What to do: Quote every line of the data below word for word, but leave out the picture.

(Stored items)

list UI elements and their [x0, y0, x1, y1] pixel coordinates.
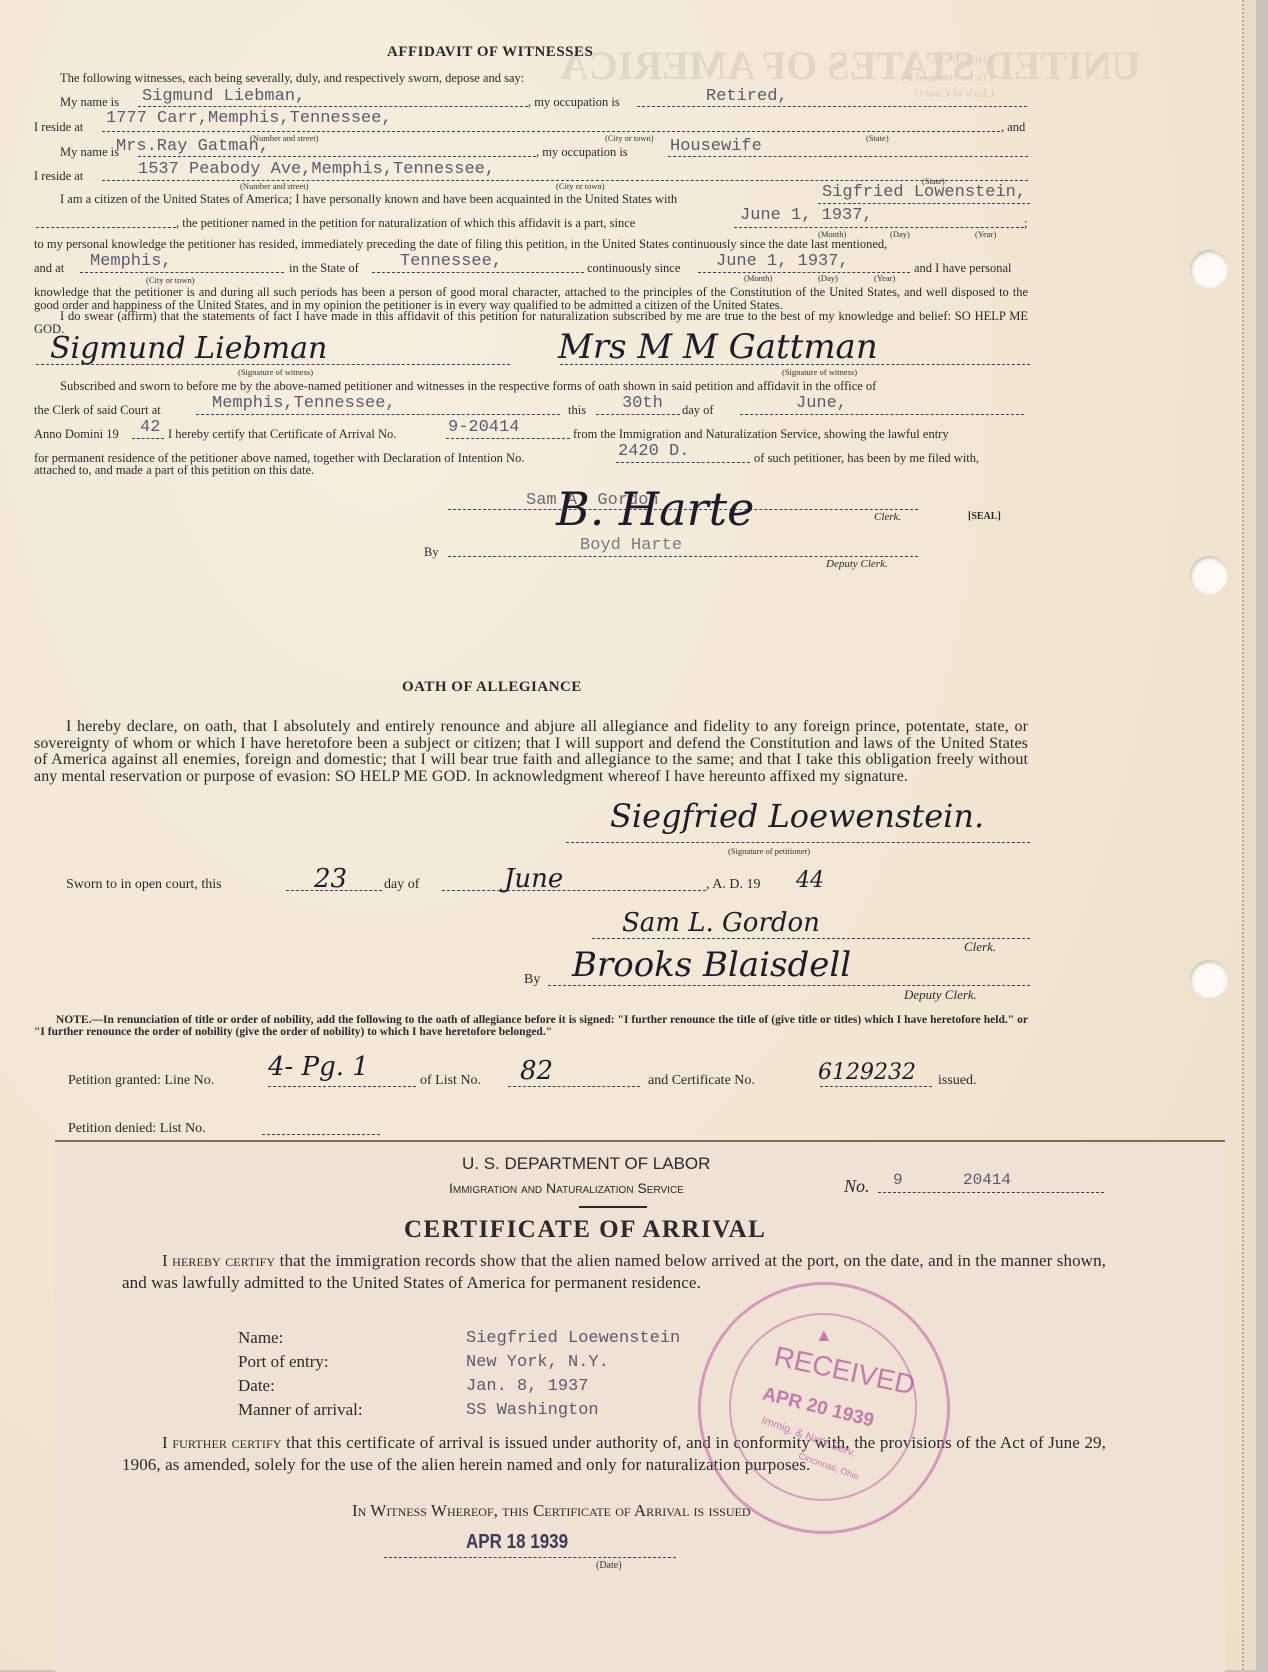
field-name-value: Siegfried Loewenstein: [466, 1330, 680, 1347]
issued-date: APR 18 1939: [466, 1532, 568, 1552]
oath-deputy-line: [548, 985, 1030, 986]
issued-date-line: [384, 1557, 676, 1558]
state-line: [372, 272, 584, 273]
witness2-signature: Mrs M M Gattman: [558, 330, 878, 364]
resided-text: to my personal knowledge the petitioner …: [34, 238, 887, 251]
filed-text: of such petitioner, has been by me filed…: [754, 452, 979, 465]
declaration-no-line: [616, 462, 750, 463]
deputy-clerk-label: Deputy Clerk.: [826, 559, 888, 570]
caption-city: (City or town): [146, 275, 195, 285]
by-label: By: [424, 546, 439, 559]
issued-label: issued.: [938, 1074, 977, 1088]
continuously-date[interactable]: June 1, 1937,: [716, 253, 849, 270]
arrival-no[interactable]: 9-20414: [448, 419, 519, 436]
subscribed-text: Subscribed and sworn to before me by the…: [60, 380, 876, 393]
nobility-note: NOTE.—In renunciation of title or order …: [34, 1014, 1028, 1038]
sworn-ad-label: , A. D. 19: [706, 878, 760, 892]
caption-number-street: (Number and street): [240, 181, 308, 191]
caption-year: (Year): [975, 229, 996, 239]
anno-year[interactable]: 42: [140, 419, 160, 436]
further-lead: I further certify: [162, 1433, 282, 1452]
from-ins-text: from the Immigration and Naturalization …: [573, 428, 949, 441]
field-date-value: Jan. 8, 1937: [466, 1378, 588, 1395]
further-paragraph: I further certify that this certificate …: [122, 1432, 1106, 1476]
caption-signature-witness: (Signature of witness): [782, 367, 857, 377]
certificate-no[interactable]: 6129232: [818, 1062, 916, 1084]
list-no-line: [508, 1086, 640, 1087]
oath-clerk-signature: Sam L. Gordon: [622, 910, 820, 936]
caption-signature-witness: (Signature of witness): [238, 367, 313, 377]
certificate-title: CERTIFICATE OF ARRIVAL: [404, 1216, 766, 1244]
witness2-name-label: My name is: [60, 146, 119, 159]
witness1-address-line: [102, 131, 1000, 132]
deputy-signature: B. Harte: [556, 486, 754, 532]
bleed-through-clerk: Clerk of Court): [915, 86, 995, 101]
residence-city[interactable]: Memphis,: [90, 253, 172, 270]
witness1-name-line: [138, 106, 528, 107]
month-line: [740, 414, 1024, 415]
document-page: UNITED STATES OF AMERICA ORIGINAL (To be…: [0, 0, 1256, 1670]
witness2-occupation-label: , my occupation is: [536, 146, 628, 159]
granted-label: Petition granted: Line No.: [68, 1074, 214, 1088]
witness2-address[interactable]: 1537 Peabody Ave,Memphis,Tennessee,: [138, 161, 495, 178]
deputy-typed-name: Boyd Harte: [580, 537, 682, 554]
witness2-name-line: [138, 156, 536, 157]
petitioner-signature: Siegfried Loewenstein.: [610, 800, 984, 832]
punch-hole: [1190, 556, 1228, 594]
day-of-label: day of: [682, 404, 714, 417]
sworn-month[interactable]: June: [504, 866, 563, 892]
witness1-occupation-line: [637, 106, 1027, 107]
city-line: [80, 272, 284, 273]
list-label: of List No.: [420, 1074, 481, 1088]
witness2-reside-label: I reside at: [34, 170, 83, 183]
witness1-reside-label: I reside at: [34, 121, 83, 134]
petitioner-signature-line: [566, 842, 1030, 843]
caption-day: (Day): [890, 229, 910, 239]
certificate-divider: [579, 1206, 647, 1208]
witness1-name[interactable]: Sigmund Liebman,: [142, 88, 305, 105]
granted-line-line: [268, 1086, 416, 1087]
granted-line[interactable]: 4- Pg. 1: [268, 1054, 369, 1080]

Problem solution:
list UI elements and their [x0, y0, x1, y1] pixel coordinates.
field-name-value: Siegfried Loewenstein: [466, 1330, 680, 1347]
issued-date: APR 18 1939: [466, 1532, 568, 1552]
oath-deputy-line: [548, 985, 1030, 986]
issued-date-line: [384, 1557, 676, 1558]
state-line: [372, 272, 584, 273]
witness2-signature: Mrs M M Gattman: [558, 330, 878, 364]
resided-text: to my personal knowledge the petitioner …: [34, 238, 887, 251]
filed-text: of such petitioner, has been by me filed…: [754, 452, 979, 465]
declaration-no-line: [616, 462, 750, 463]
deputy-clerk-label: Deputy Clerk.: [826, 559, 888, 570]
caption-city: (City or town): [146, 275, 195, 285]
by-label: By: [424, 546, 439, 559]
issued-label: issued.: [938, 1074, 977, 1088]
continuously-date[interactable]: June 1, 1937,: [716, 253, 849, 270]
arrival-no[interactable]: 9-20414: [448, 419, 519, 436]
subscribed-text: Subscribed and sworn to before me by the…: [60, 380, 876, 393]
nobility-note: NOTE.—In renunciation of title or order …: [34, 1014, 1028, 1038]
sworn-ad-label: , A. D. 19: [706, 878, 760, 892]
caption-number-street: (Number and street): [240, 181, 308, 191]
caption-year: (Year): [975, 229, 996, 239]
anno-year[interactable]: 42: [140, 419, 160, 436]
further-lead: I further certify: [162, 1433, 282, 1452]
from-ins-text: from the Immigration and Naturalization …: [573, 428, 949, 441]
field-date-value: Jan. 8, 1937: [466, 1378, 588, 1395]
further-paragraph: I further certify that this certificate …: [122, 1432, 1106, 1476]
caption-signature-witness: (Signature of witness): [782, 367, 857, 377]
certificate-no[interactable]: 6129232: [818, 1062, 916, 1084]
list-no-line: [508, 1086, 640, 1087]
oath-clerk-signature: Sam L. Gordon: [622, 910, 820, 936]
caption-signature-witness: (Signature of witness): [238, 367, 313, 377]
certificate-title: CERTIFICATE OF ARRIVAL: [404, 1216, 766, 1244]
witness2-name-label: My name is: [60, 146, 119, 159]
witness1-address-line: [102, 131, 1000, 132]
deputy-signature: B. Harte: [556, 486, 754, 532]
bleed-through-clerk: Clerk of Court): [915, 86, 995, 101]
residence-city[interactable]: Memphis,: [90, 253, 172, 270]
witness1-name-line: [138, 106, 528, 107]
month-line: [740, 414, 1024, 415]
document-page: UNITED STATES OF AMERICA ORIGINAL (To be…: [0, 0, 1256, 1670]
witness2-occupation-label: , my occupation is: [536, 146, 628, 159]
granted-label: Petition granted: Line No.: [68, 1074, 214, 1088]
witness2-address[interactable]: 1537 Peabody Ave,Memphis,Tennessee,: [138, 161, 495, 178]
deputy-typed-name: Boyd Harte: [580, 537, 682, 554]
witness2-name-line: [138, 156, 536, 157]
petitioner-signature: Siegfried Loewenstein.: [610, 800, 984, 832]
punch-hole: [1190, 556, 1228, 594]
day-of-label: day of: [682, 404, 714, 417]
sworn-month[interactable]: June: [504, 866, 563, 892]
witness1-occupation-line: [637, 106, 1027, 107]
city-line: [80, 272, 284, 273]
list-label: of List No.: [420, 1074, 481, 1088]
witness2-reside-label: I reside at: [34, 170, 83, 183]
witness1-reside-label: I reside at: [34, 121, 83, 134]
petitioner-signature-line: [566, 842, 1030, 843]
caption-day: (Day): [890, 229, 910, 239]
certificate-divider: [579, 1206, 647, 1208]
witness1-name[interactable]: Sigmund Liebman,: [142, 88, 305, 105]
granted-line-line: [268, 1086, 416, 1087]
granted-line[interactable]: 4- Pg. 1: [268, 1054, 369, 1080]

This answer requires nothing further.